Requirement | Omit every picture and return the rest of the data unaltered.

★ ★ ★ ★ ★

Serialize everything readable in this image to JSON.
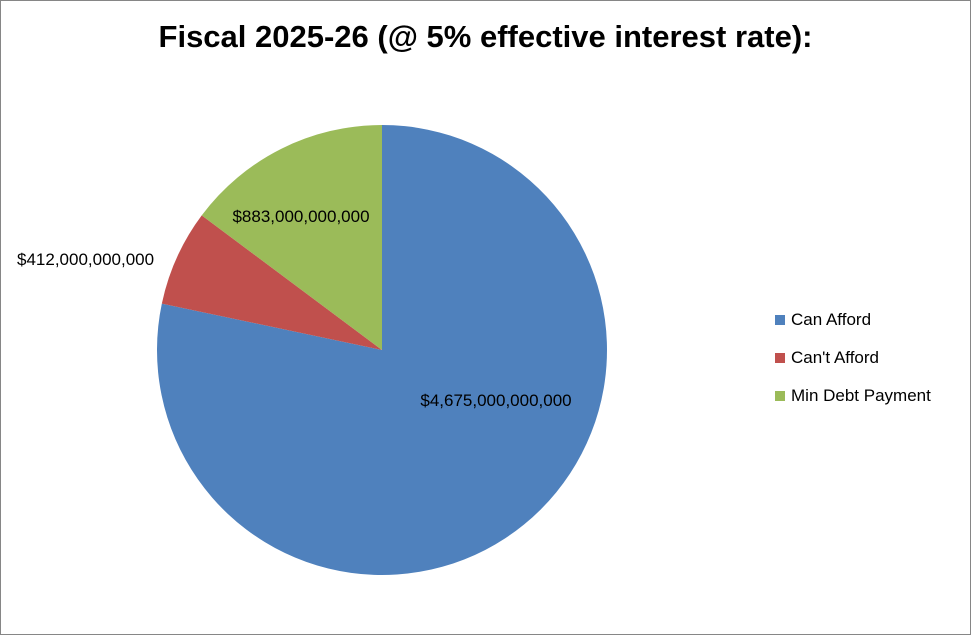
{
  "chart_data": {
    "type": "pie",
    "title": "Fiscal 2025-26 (@ 5% effective interest rate):",
    "slices": [
      {
        "name": "Can Afford",
        "value": 4675000000000,
        "label": "$4,675,000,000,000",
        "color": "#4F81BD"
      },
      {
        "name": "Can't Afford",
        "value": 412000000000,
        "label": "$412,000,000,000",
        "color": "#C0504D"
      },
      {
        "name": "Min Debt Payment",
        "value": 883000000000,
        "label": "$883,000,000,000",
        "color": "#9BBB59"
      }
    ],
    "legend_position": "right"
  }
}
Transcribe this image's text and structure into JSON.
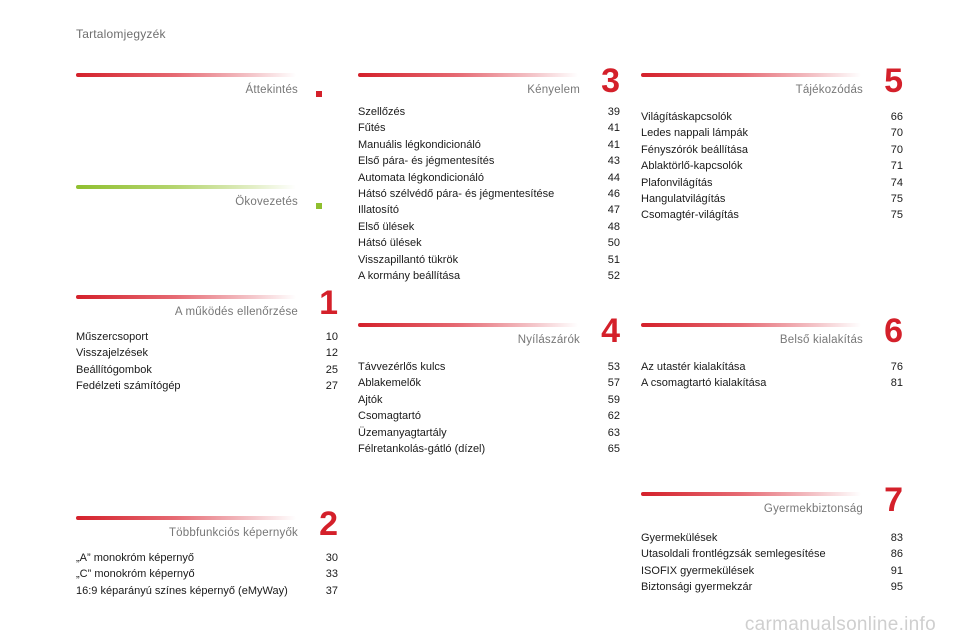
{
  "page_title": "Tartalomjegyzék",
  "sections": [
    {
      "id": "attekintes",
      "title": "Áttekintés",
      "number": "",
      "bar_color": "red",
      "entries": []
    },
    {
      "id": "okovezetes",
      "title": "Ökovezetés",
      "number": "",
      "bar_color": "green",
      "entries": []
    },
    {
      "id": "mukodes",
      "title": "A működés ellenőrzése",
      "number": "1",
      "bar_color": "red",
      "entries": [
        {
          "label": "Műszercsoport",
          "page": "10"
        },
        {
          "label": "Visszajelzések",
          "page": "12"
        },
        {
          "label": "Beállítógombok",
          "page": "25"
        },
        {
          "label": "Fedélzeti számítógép",
          "page": "27"
        }
      ]
    },
    {
      "id": "tobbfunkcios",
      "title": "Többfunkciós képernyők",
      "number": "2",
      "bar_color": "red",
      "entries": [
        {
          "label": "„A” monokróm képernyő",
          "page": "30"
        },
        {
          "label": "„C” monokróm képernyő",
          "page": "33"
        },
        {
          "label": "16:9 képarányú színes képernyő (eMyWay)",
          "page": "37"
        }
      ]
    },
    {
      "id": "kenyelem",
      "title": "Kényelem",
      "number": "3",
      "bar_color": "red",
      "entries": [
        {
          "label": "Szellőzés",
          "page": "39"
        },
        {
          "label": "Fűtés",
          "page": "41"
        },
        {
          "label": "Manuális légkondicionáló",
          "page": "41"
        },
        {
          "label": "Első pára- és jégmentesítés",
          "page": "43"
        },
        {
          "label": "Automata légkondicionáló",
          "page": "44"
        },
        {
          "label": "Hátsó szélvédő pára- és jégmentesítése",
          "page": "46"
        },
        {
          "label": "Illatosító",
          "page": "47"
        },
        {
          "label": "Első ülések",
          "page": "48"
        },
        {
          "label": "Hátsó ülések",
          "page": "50"
        },
        {
          "label": "Visszapillantó tükrök",
          "page": "51"
        },
        {
          "label": "A kormány beállítása",
          "page": "52"
        }
      ]
    },
    {
      "id": "nyilaszarok",
      "title": "Nyílászárók",
      "number": "4",
      "bar_color": "red",
      "entries": [
        {
          "label": "Távvezérlős kulcs",
          "page": "53"
        },
        {
          "label": "Ablakemelők",
          "page": "57"
        },
        {
          "label": "Ajtók",
          "page": "59"
        },
        {
          "label": "Csomagtartó",
          "page": "62"
        },
        {
          "label": "Üzemanyagtartály",
          "page": "63"
        },
        {
          "label": "Félretankolás-gátló (dízel)",
          "page": "65"
        }
      ]
    },
    {
      "id": "tajekozodas",
      "title": "Tájékozódás",
      "number": "5",
      "bar_color": "red",
      "entries": [
        {
          "label": "Világításkapcsolók",
          "page": "66"
        },
        {
          "label": "Ledes nappali lámpák",
          "page": "70"
        },
        {
          "label": "Fényszórók beállítása",
          "page": "70"
        },
        {
          "label": "Ablaktörlő-kapcsolók",
          "page": "71"
        },
        {
          "label": "Plafonvilágítás",
          "page": "74"
        },
        {
          "label": "Hangulatvilágítás",
          "page": "75"
        },
        {
          "label": "Csomagtér-világítás",
          "page": "75"
        }
      ]
    },
    {
      "id": "belso",
      "title": "Belső kialakítás",
      "number": "6",
      "bar_color": "red",
      "entries": [
        {
          "label": "Az utastér kialakítása",
          "page": "76"
        },
        {
          "label": "A csomagtartó kialakítása",
          "page": "81"
        }
      ]
    },
    {
      "id": "gyermekbiztonsag",
      "title": "Gyermekbiztonság",
      "number": "7",
      "bar_color": "red",
      "entries": [
        {
          "label": "Gyermekülések",
          "page": "83"
        },
        {
          "label": "Utasoldali frontlégzsák semlegesítése",
          "page": "86"
        },
        {
          "label": "ISOFIX gyermekülések",
          "page": "91"
        },
        {
          "label": "Biztonsági gyermekzár",
          "page": "95"
        }
      ]
    }
  ],
  "watermark": "carmanualsonline.info",
  "colors": {
    "accent_red": "#d4202a",
    "accent_green": "#8fbf2f",
    "text": "#1a1a1a",
    "muted": "#777777"
  }
}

★ ★ ★ ★ ★

Completed task |
Serialize everything readable in this image to JSON.
{
  "chart_data": {
    "type": "pie",
    "title": "Fiscal 2025-26 (@ 5% effective interest rate):",
    "slices": [
      {
        "name": "Can Afford",
        "value": 4675000000000,
        "label": "$4,675,000,000,000",
        "color": "#4F81BD"
      },
      {
        "name": "Can't Afford",
        "value": 412000000000,
        "label": "$412,000,000,000",
        "color": "#C0504D"
      },
      {
        "name": "Min Debt Payment",
        "value": 883000000000,
        "label": "$883,000,000,000",
        "color": "#9BBB59"
      }
    ],
    "legend_position": "right"
  }
}
Transcribe this image's text and structure into JSON.
{
  "page_title": "Tartalomjegyzék",
  "sections": [
    {
      "id": "attekintes",
      "title": "Áttekintés",
      "number": "",
      "bar_color": "red",
      "entries": []
    },
    {
      "id": "okovezetes",
      "title": "Ökovezetés",
      "number": "",
      "bar_color": "green",
      "entries": []
    },
    {
      "id": "mukodes",
      "title": "A működés ellenőrzése",
      "number": "1",
      "bar_color": "red",
      "entries": [
        {
          "label": "Műszercsoport",
          "page": "10"
        },
        {
          "label": "Visszajelzések",
          "page": "12"
        },
        {
          "label": "Beállítógombok",
          "page": "25"
        },
        {
          "label": "Fedélzeti számítógép",
          "page": "27"
        }
      ]
    },
    {
      "id": "tobbfunkcios",
      "title": "Többfunkciós képernyők",
      "number": "2",
      "bar_color": "red",
      "entries": [
        {
          "label": "„A” monokróm képernyő",
          "page": "30"
        },
        {
          "label": "„C” monokróm képernyő",
          "page": "33"
        },
        {
          "label": "16:9 képarányú színes képernyő (eMyWay)",
          "page": "37"
        }
      ]
    },
    {
      "id": "kenyelem",
      "title": "Kényelem",
      "number": "3",
      "bar_color": "red",
      "entries": [
        {
          "label": "Szellőzés",
          "page": "39"
        },
        {
          "label": "Fűtés",
          "page": "41"
        },
        {
          "label": "Manuális légkondicionáló",
          "page": "41"
        },
        {
          "label": "Első pára- és jégmentesítés",
          "page": "43"
        },
        {
          "label": "Automata légkondicionáló",
          "page": "44"
        },
        {
          "label": "Hátsó szélvédő pára- és jégmentesítése",
          "page": "46"
        },
        {
          "label": "Illatosító",
          "page": "47"
        },
        {
          "label": "Első ülések",
          "page": "48"
        },
        {
          "label": "Hátsó ülések",
          "page": "50"
        },
        {
          "label": "Visszapillantó tükrök",
          "page": "51"
        },
        {
          "label": "A kormány beállítása",
          "page": "52"
        }
      ]
    },
    {
      "id": "nyilaszarok",
      "title": "Nyílászárók",
      "number": "4",
      "bar_color": "red",
      "entries": [
        {
          "label": "Távvezérlős kulcs",
          "page": "53"
        },
        {
          "label": "Ablakemelők",
          "page": "57"
        },
        {
          "label": "Ajtók",
          "page": "59"
        },
        {
          "label": "Csomagtartó",
          "page": "62"
        },
        {
          "label": "Üzemanyagtartály",
          "page": "63"
        },
        {
          "label": "Félretankolás-gátló (dízel)",
          "page": "65"
        }
      ]
    },
    {
      "id": "tajekozodas",
      "title": "Tájékozódás",
      "number": "5",
      "bar_color": "red",
      "entries": [
        {
          "label": "Világításkapcsolók",
          "page": "66"
        },
        {
          "label": "Ledes nappali lámpák",
          "page": "70"
        },
        {
          "label": "Fényszórók beállítása",
          "page": "70"
        },
        {
          "label": "Ablaktörlő-kapcsolók",
          "page": "71"
        },
        {
          "label": "Plafonvilágítás",
          "page": "74"
        },
        {
          "label": "Hangulatvilágítás",
          "page": "75"
        },
        {
          "label": "Csomagtér-világítás",
          "page": "75"
        }
      ]
    },
    {
      "id": "belso",
      "title": "Belső kialakítás",
      "number": "6",
      "bar_color": "red",
      "entries": [
        {
          "label": "Az utastér kialakítása",
          "page": "76"
        },
        {
          "label": "A csomagtartó kialakítása",
          "page": "81"
        }
      ]
    },
    {
      "id": "gyermekbiztonsag",
      "title": "Gyermekbiztonság",
      "number": "7",
      "bar_color": "red",
      "entries": [
        {
          "label": "Gyermekülések",
          "page": "83"
        },
        {
          "label": "Utasoldali frontlégzsák semlegesítése",
          "page": "86"
        },
        {
          "label": "ISOFIX gyermekülések",
          "page": "91"
        },
        {
          "label": "Biztonsági gyermekzár",
          "page": "95"
        }
      ]
    }
  ],
  "watermark": "carmanualsonline.info",
  "colors": {
    "accent_red": "#d4202a",
    "accent_green": "#8fbf2f",
    "text": "#1a1a1a",
    "muted": "#777777"
  }
}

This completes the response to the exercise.